#### DATA SECTION
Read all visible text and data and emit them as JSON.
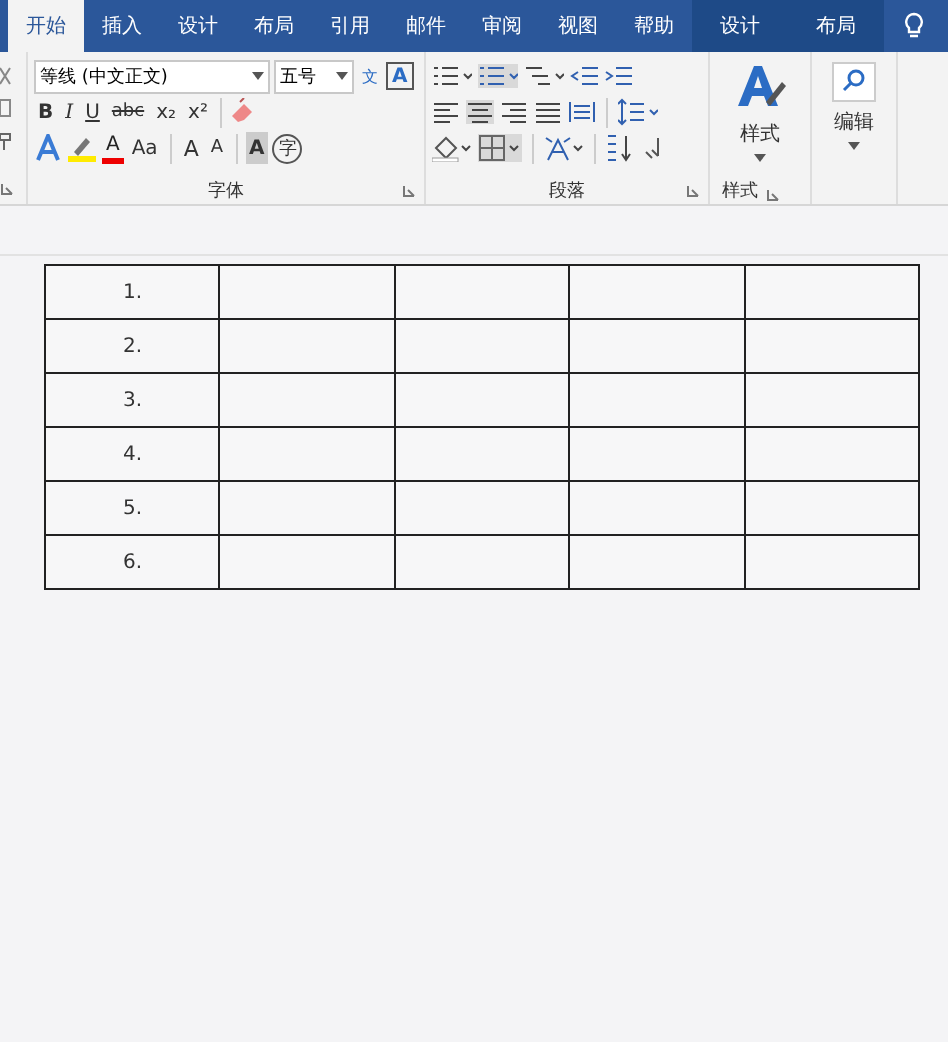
{
  "tabs": [
    {
      "label": "开始",
      "selected": true,
      "kind": "normal"
    },
    {
      "label": "插入",
      "selected": false,
      "kind": "normal"
    },
    {
      "label": "设计",
      "selected": false,
      "kind": "normal"
    },
    {
      "label": "布局",
      "selected": false,
      "kind": "normal"
    },
    {
      "label": "引用",
      "selected": false,
      "kind": "normal"
    },
    {
      "label": "邮件",
      "selected": false,
      "kind": "normal"
    },
    {
      "label": "审阅",
      "selected": false,
      "kind": "normal"
    },
    {
      "label": "视图",
      "selected": false,
      "kind": "normal"
    },
    {
      "label": "帮助",
      "selected": false,
      "kind": "normal"
    },
    {
      "label": "设计",
      "selected": false,
      "kind": "contextual"
    },
    {
      "label": "布局",
      "selected": false,
      "kind": "contextual"
    }
  ],
  "font_group": {
    "label": "字体",
    "font_name": "等线 (中文正文)",
    "font_size": "五号",
    "phonetic": "文",
    "border_char": "A",
    "format_buttons": [
      "B",
      "I",
      "U",
      "abc",
      "x₂",
      "x²"
    ],
    "text_color_button": "A",
    "case_button": "Aa",
    "grow_button": "A",
    "shrink_button": "A",
    "shading_button": "A",
    "enclose_button": "字"
  },
  "paragraph_group": {
    "label": "段落"
  },
  "styles_group": {
    "label": "样式",
    "button": "样式"
  },
  "editing": {
    "button": "编辑"
  },
  "table": {
    "rows": [
      {
        "number": "1."
      },
      {
        "number": "2."
      },
      {
        "number": "3."
      },
      {
        "number": "4."
      },
      {
        "number": "5."
      },
      {
        "number": "6."
      }
    ]
  }
}
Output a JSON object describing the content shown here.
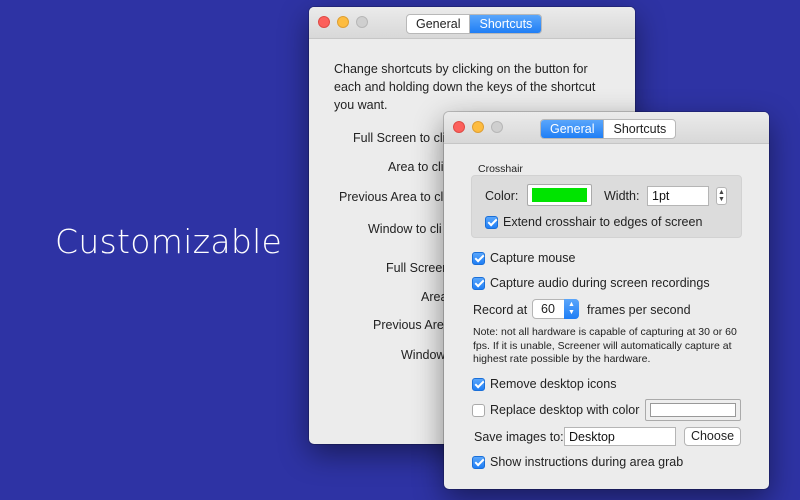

#### YOUR GOAL
All the lines above are to be reproduced exactly, except the pictures.

#### TASK ANSWER
Read all visible text and data and emit them as JSON.
{
  "tabs": [
    {
      "label": "开始",
      "selected": true,
      "kind": "normal"
    },
    {
      "label": "插入",
      "selected": false,
      "kind": "normal"
    },
    {
      "label": "设计",
      "selected": false,
      "kind": "normal"
    },
    {
      "label": "布局",
      "selected": false,
      "kind": "normal"
    },
    {
      "label": "引用",
      "selected": false,
      "kind": "normal"
    },
    {
      "label": "邮件",
      "selected": false,
      "kind": "normal"
    },
    {
      "label": "审阅",
      "selected": false,
      "kind": "normal"
    },
    {
      "label": "视图",
      "selected": false,
      "kind": "normal"
    },
    {
      "label": "帮助",
      "selected": false,
      "kind": "normal"
    },
    {
      "label": "设计",
      "selected": false,
      "kind": "contextual"
    },
    {
      "label": "布局",
      "selected": false,
      "kind": "contextual"
    }
  ],
  "font_group": {
    "label": "字体",
    "font_name": "等线 (中文正文)",
    "font_size": "五号",
    "phonetic": "文",
    "border_char": "A",
    "format_buttons": [
      "B",
      "I",
      "U",
      "abc",
      "x₂",
      "x²"
    ],
    "text_color_button": "A",
    "case_button": "Aa",
    "grow_button": "A",
    "shrink_button": "A",
    "shading_button": "A",
    "enclose_button": "字"
  },
  "paragraph_group": {
    "label": "段落"
  },
  "styles_group": {
    "label": "样式",
    "button": "样式"
  },
  "editing": {
    "button": "编辑"
  },
  "table": {
    "rows": [
      {
        "number": "1."
      },
      {
        "number": "2."
      },
      {
        "number": "3."
      },
      {
        "number": "4."
      },
      {
        "number": "5."
      },
      {
        "number": "6."
      }
    ]
  }
}
Output a JSON object describing the content shown here.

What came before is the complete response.